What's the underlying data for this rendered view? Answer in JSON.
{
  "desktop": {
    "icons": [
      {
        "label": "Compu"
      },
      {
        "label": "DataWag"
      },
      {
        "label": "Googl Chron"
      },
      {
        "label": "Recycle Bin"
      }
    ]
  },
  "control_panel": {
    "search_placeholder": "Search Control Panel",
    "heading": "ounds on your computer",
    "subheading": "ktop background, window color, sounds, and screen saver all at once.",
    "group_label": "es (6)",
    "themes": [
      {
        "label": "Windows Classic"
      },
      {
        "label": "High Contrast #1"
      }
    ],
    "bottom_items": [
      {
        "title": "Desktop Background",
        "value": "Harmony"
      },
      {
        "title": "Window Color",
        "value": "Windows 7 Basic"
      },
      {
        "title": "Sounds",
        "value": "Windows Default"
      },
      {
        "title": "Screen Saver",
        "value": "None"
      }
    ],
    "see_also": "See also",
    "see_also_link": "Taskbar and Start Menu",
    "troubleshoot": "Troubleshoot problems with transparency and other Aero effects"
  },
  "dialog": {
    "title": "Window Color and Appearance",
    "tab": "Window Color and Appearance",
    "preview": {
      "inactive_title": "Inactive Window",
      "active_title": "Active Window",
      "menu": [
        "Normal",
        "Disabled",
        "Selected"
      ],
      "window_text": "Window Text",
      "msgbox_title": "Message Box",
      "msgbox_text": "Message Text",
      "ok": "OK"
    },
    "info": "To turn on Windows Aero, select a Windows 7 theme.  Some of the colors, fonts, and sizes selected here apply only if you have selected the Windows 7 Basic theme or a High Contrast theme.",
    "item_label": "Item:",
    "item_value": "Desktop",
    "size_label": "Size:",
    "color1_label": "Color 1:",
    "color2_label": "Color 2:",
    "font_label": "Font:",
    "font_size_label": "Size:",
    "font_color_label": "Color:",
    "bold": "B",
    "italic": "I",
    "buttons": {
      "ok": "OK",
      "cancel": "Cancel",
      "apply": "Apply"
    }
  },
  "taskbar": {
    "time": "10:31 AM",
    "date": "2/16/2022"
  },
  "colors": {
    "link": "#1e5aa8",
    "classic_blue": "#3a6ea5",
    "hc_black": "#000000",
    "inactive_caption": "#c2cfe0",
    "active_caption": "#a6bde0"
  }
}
+++
_What you have to do_
Count every line in the data where the string "apply" occurs. Give nothing except the number.

_Expected output_
2